### Complete the following
1. According to the CESTAT report, which financial years did the five show cause notices cover?
2. Reproduce the CESTAT report word for word, everything from "Freight Space Trading &" down to "to service tax.".
====== Provided text
Freight Space Trading & Export Services Not Taxable Under Service Tax: CESTAT

Pranav B Prem


The Customs, Excise & Service Tax Appellate Tribunal (CESTAT), Principal Bench, New Delhi, comprising Ms. Binu Tamta (Judicial Member) and Mr. P.V. Subba Rao (Technical Member), has set aside a large service tax demand confirmed against Shine Travels & Cargo Pvt. Ltd., holding that income from freight space trading, export of services, trade discounts, reimbursements, and prior period items cannot be subjected to service tax.

 

Also Read: CESTAT: Refund Cannot Be Denied on Classification Grounds Once Tax Liability Stands Settled

 

The case arose from five show cause notices covering financial years 2007-08 to 2015-16, where the Principal Commissioner of CGST, Delhi South, demanded service tax aggregating more than ₹23 crore under Section 73 of the Finance Act, 1994, with interest under Section 75, and penalties under Sections 76, 77, and 78. The demand was based on treating various categories of receipts as consideration for taxable services, including freight and incidental charges, discounts from airlines and shipping lines, reimbursements, export-linked services, prior period items, and other income.
============
====== Given information
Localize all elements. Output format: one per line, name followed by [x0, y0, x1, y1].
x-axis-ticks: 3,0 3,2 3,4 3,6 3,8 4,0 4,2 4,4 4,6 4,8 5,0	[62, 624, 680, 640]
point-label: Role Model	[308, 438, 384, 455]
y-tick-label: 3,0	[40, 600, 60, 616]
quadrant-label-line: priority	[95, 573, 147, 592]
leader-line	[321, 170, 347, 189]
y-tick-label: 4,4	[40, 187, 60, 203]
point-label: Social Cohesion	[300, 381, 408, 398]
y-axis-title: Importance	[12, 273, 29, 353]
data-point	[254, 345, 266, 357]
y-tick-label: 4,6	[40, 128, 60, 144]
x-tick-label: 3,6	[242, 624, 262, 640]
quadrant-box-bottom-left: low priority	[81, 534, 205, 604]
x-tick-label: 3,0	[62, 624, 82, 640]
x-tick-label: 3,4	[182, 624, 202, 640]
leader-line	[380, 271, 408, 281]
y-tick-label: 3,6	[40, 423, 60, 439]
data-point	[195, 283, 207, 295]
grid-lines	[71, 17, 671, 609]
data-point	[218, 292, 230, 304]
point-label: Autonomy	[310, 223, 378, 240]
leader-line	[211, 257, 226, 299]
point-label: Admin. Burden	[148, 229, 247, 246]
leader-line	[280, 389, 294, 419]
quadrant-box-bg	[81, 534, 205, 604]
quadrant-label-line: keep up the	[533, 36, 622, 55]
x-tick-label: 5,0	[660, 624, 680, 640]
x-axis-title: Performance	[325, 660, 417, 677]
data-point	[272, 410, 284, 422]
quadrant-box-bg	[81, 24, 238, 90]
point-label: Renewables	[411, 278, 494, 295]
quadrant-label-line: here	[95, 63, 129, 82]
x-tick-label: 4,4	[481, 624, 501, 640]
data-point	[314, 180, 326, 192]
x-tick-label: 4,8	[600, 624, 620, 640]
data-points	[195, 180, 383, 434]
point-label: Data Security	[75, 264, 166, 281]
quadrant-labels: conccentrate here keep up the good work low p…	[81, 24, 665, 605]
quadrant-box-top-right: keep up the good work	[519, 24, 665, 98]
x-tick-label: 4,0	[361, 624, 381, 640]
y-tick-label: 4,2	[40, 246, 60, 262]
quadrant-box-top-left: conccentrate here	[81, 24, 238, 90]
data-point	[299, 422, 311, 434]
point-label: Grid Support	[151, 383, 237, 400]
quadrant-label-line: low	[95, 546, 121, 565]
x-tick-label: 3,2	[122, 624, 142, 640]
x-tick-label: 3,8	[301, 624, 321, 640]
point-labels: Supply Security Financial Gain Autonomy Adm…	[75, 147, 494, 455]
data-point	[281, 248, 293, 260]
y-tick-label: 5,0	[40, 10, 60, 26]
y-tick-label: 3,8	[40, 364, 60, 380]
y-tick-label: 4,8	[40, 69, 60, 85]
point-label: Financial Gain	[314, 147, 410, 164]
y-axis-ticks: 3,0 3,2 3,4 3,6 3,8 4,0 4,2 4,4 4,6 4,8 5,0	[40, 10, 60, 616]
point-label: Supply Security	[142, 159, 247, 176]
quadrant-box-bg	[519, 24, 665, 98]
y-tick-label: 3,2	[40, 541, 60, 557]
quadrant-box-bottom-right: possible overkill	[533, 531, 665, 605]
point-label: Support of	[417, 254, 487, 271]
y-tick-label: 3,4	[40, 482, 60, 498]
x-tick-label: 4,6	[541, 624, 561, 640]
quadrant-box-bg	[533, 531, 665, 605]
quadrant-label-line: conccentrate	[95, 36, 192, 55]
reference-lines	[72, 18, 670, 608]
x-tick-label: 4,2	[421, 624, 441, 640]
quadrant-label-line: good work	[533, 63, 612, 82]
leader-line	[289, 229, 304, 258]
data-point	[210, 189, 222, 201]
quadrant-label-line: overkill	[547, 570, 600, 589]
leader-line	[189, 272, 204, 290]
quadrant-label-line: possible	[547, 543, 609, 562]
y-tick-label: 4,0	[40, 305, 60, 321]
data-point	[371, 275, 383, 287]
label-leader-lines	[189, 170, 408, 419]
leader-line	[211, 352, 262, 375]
============
### Solutions per task
1. 2007-08 to 2015-16

2.
Freight Space Trading & Export Services Not Taxable Under Service Tax: CESTAT

Pranav B Prem


The Customs, Excise & Service Tax Appellate Tribunal (CESTAT), Principal Bench, New Delhi, comprising Ms. Binu Tamta (Judicial Member) and Mr. P.V. Subba Rao (Technical Member), has set aside a large service tax demand confirmed against Shine Travels & Cargo Pvt. Ltd., holding that income from freight space trading, export of services, trade discounts, reimbursements, and prior period items cannot be subjected to service tax.